Task prompt. Go through the data below. Pull out every line that has the word "Your".

Information shown.
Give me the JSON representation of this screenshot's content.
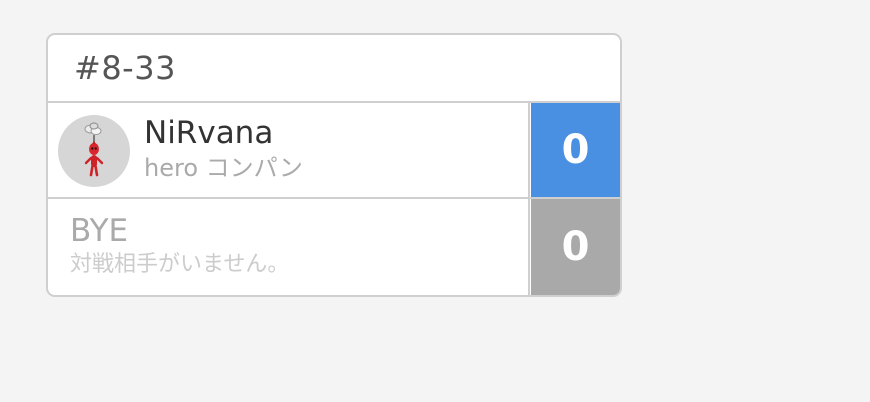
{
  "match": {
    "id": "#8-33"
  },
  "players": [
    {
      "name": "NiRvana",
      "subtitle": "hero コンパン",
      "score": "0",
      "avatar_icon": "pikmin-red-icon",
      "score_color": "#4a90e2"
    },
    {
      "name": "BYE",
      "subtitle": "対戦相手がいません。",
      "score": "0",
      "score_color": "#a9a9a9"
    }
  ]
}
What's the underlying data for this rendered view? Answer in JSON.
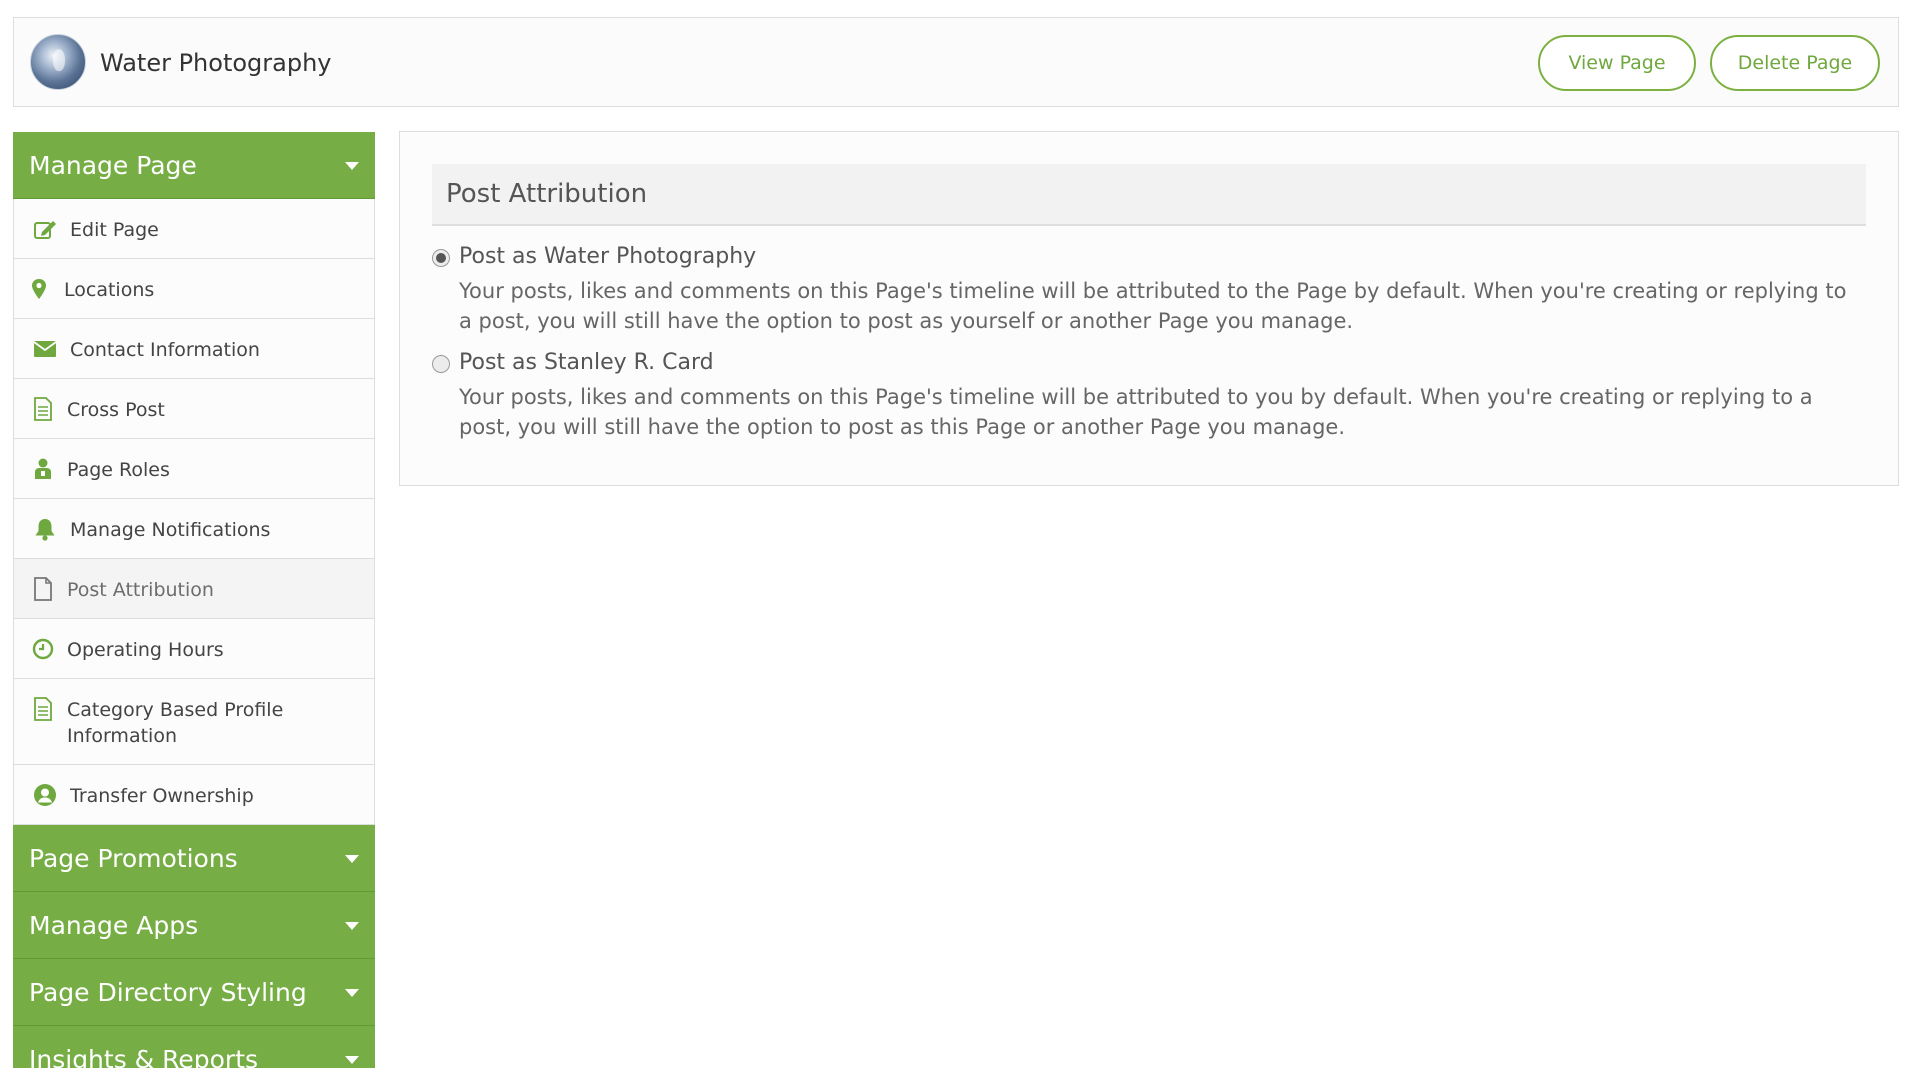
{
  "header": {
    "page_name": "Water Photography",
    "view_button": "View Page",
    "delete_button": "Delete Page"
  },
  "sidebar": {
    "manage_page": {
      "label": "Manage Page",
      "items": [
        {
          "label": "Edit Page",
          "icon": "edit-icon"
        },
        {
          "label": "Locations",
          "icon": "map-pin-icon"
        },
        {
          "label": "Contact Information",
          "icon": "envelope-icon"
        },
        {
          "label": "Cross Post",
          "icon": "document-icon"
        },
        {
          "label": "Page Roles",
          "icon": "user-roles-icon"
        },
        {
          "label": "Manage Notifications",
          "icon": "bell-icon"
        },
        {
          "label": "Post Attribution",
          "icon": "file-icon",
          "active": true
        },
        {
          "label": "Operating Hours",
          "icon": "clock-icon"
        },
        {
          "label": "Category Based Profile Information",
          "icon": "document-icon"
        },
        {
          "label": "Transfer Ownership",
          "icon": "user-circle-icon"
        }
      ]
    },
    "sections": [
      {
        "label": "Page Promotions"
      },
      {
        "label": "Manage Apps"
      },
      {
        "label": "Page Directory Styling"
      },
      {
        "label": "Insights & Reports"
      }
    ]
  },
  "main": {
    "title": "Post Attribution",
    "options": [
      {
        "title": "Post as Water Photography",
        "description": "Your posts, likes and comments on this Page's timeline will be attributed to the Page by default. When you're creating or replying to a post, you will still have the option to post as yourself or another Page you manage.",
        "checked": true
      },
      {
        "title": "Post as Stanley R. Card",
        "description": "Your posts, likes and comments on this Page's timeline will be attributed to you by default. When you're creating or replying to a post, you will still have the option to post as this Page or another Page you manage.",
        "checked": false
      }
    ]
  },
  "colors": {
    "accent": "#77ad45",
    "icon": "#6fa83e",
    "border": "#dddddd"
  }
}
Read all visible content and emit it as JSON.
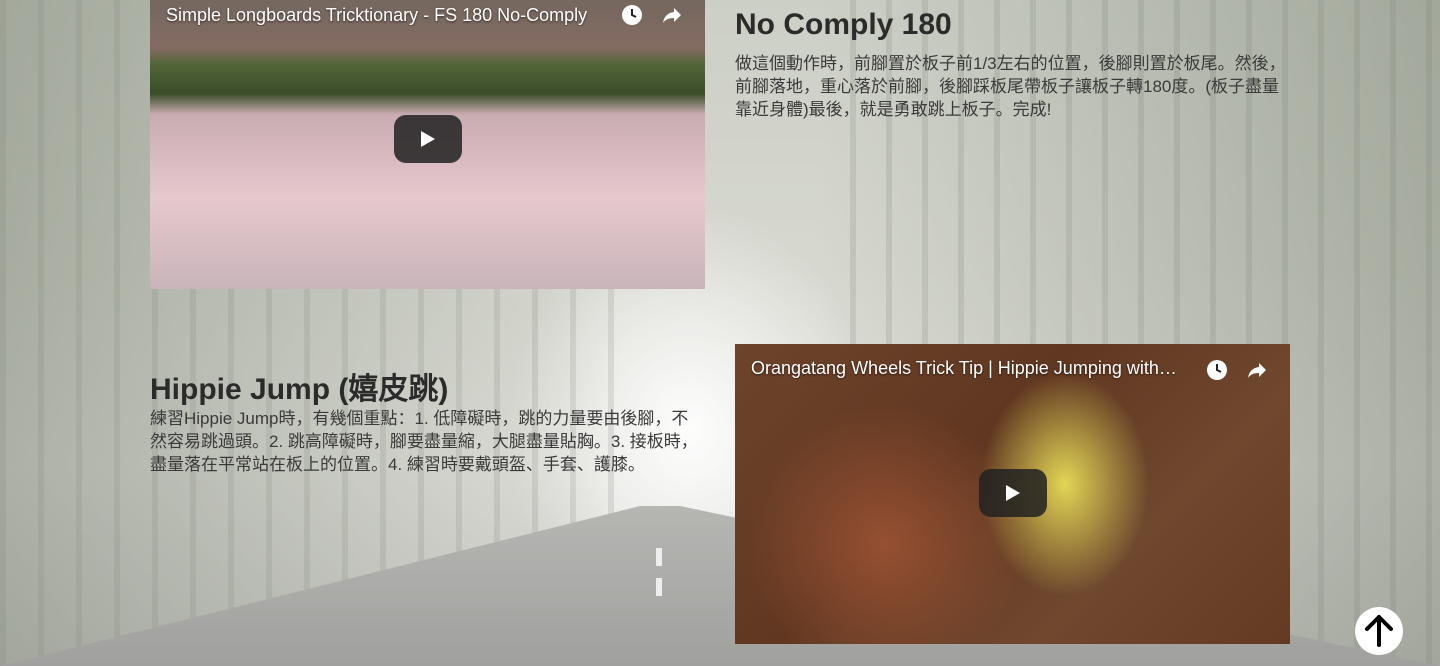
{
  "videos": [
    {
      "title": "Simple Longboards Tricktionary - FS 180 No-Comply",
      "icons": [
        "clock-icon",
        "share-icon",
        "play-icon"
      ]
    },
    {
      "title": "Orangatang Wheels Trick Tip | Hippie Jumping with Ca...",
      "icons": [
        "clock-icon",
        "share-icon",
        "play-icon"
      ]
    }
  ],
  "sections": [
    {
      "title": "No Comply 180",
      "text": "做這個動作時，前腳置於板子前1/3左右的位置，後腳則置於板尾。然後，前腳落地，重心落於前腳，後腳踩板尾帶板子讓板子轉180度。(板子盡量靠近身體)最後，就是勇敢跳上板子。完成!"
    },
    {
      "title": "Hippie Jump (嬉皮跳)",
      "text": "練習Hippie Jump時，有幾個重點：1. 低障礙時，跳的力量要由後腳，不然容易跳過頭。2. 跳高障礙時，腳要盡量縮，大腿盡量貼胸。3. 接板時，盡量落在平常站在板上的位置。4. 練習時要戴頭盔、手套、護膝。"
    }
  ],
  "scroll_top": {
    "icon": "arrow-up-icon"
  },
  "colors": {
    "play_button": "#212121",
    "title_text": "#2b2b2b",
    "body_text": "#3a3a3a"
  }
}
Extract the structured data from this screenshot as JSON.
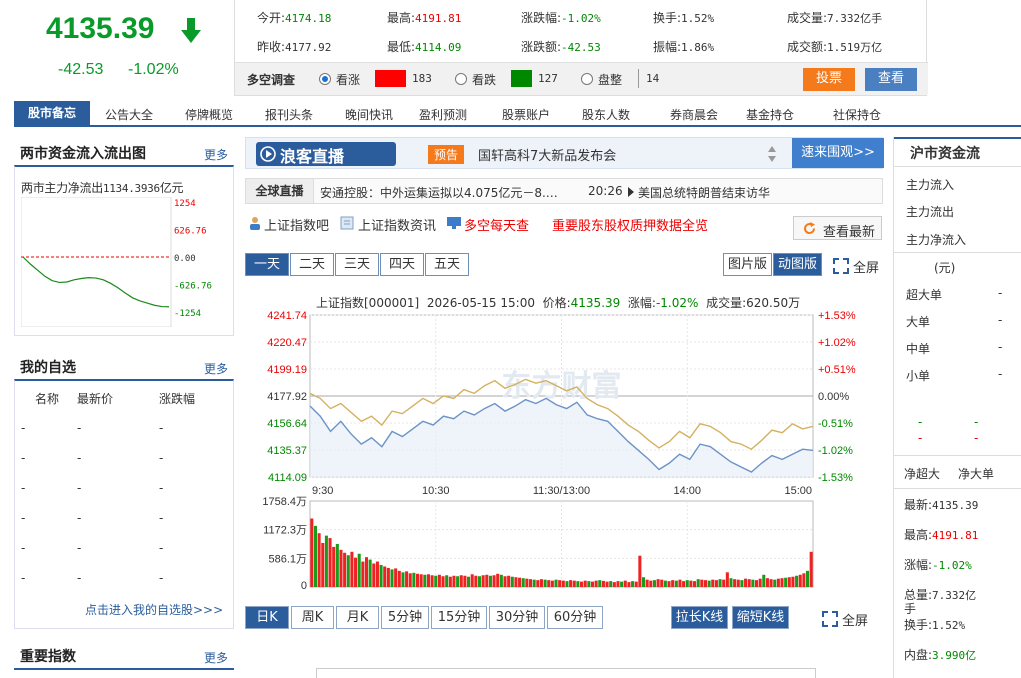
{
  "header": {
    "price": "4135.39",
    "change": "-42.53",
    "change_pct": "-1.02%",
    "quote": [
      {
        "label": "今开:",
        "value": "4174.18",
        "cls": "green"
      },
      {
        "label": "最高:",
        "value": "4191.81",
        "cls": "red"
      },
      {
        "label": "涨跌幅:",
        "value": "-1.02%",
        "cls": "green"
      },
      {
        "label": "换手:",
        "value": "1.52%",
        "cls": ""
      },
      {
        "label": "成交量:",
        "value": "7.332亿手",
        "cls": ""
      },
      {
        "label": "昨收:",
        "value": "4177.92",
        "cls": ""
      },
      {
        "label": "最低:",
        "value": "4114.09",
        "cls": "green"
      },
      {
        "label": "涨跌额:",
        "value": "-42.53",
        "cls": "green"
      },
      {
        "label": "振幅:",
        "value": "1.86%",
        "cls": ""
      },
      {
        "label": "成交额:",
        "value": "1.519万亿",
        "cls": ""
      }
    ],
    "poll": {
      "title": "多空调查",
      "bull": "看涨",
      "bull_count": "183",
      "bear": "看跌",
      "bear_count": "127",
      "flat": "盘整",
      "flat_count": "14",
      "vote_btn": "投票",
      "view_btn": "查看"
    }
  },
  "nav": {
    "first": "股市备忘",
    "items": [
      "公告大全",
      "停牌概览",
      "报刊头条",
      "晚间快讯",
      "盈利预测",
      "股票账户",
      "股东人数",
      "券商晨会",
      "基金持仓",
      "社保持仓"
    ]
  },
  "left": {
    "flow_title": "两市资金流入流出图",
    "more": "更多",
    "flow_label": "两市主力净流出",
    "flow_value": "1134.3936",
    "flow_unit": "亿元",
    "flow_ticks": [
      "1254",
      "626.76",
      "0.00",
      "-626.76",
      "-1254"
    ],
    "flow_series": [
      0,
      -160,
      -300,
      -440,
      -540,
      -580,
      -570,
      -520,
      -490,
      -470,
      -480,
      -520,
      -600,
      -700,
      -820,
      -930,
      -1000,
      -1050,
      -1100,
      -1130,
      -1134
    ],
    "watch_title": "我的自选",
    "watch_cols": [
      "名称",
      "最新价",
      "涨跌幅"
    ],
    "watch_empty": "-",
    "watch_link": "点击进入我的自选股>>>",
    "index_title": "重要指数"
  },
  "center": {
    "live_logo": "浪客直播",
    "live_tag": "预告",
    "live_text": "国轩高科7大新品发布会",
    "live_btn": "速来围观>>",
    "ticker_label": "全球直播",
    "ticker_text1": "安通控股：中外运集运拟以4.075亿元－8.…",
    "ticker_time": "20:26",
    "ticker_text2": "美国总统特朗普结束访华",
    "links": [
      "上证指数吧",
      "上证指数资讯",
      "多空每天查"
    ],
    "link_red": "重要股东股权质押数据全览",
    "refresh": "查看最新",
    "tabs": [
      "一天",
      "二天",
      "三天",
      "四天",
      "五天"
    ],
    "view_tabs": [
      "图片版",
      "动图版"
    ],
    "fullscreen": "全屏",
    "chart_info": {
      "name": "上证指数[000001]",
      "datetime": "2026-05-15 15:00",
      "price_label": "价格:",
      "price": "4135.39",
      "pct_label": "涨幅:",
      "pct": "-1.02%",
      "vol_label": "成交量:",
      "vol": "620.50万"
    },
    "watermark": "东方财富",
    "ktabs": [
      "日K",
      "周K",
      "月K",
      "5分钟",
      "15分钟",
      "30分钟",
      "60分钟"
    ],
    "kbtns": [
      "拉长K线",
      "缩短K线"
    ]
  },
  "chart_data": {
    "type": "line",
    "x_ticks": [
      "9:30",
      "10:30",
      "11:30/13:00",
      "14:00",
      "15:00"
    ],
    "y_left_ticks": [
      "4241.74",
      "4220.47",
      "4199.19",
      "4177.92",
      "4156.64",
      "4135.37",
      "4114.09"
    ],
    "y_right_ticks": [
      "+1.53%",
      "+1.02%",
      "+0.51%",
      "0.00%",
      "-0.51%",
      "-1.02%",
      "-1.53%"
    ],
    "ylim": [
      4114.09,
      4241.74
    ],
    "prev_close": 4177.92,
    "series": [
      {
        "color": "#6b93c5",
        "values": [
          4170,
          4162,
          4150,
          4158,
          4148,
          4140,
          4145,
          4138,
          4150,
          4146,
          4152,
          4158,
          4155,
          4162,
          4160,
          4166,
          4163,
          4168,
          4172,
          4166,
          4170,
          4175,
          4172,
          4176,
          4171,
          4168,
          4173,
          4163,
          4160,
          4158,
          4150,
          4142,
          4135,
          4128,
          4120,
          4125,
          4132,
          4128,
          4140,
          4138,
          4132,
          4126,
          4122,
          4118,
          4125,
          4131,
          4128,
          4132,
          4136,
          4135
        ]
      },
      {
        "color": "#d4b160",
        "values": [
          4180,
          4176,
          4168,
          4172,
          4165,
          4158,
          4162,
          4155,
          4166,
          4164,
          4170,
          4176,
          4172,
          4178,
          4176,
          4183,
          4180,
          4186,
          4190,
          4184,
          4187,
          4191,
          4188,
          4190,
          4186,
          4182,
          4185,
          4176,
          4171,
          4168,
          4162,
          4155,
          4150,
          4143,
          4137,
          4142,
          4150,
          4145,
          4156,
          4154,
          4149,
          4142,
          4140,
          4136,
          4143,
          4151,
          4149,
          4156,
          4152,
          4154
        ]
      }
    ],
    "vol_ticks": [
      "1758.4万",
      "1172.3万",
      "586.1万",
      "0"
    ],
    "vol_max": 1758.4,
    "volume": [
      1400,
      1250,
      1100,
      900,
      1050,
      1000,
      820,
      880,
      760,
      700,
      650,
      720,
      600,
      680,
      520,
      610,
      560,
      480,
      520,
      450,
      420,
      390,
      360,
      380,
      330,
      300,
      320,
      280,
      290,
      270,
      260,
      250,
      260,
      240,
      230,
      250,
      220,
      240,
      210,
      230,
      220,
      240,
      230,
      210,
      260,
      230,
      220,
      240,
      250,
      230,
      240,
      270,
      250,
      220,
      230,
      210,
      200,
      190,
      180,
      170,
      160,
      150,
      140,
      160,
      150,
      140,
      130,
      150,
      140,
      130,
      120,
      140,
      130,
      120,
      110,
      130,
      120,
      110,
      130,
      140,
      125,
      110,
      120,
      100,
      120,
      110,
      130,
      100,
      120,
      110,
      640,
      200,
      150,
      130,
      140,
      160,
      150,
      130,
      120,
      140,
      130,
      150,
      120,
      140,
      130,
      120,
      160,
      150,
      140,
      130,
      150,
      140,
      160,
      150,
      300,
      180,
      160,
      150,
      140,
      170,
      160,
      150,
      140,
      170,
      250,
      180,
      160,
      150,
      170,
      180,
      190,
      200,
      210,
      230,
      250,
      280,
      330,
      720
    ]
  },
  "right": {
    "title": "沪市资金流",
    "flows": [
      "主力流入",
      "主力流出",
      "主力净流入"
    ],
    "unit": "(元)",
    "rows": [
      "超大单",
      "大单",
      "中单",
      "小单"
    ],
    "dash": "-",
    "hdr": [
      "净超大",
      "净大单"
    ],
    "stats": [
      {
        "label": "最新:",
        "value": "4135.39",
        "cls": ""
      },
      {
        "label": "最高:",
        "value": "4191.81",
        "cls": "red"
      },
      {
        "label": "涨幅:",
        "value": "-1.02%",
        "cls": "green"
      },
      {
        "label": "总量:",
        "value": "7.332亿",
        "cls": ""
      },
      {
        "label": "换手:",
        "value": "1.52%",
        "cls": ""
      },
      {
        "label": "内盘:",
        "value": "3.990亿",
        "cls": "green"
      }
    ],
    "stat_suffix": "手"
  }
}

Complete output.
        "description": "Your posts, likes and comments on this Page's timeline will be attributed to the Page by default. When you're creating or replying to a post, you will still have the option to post as yourself or another Page you manage.",
        "description": "Your posts, likes and comments on this Page's timeline will be attributed to you by default. When you're creating or replying to a post, you will still have the option to post as this Page or another Page you manage.",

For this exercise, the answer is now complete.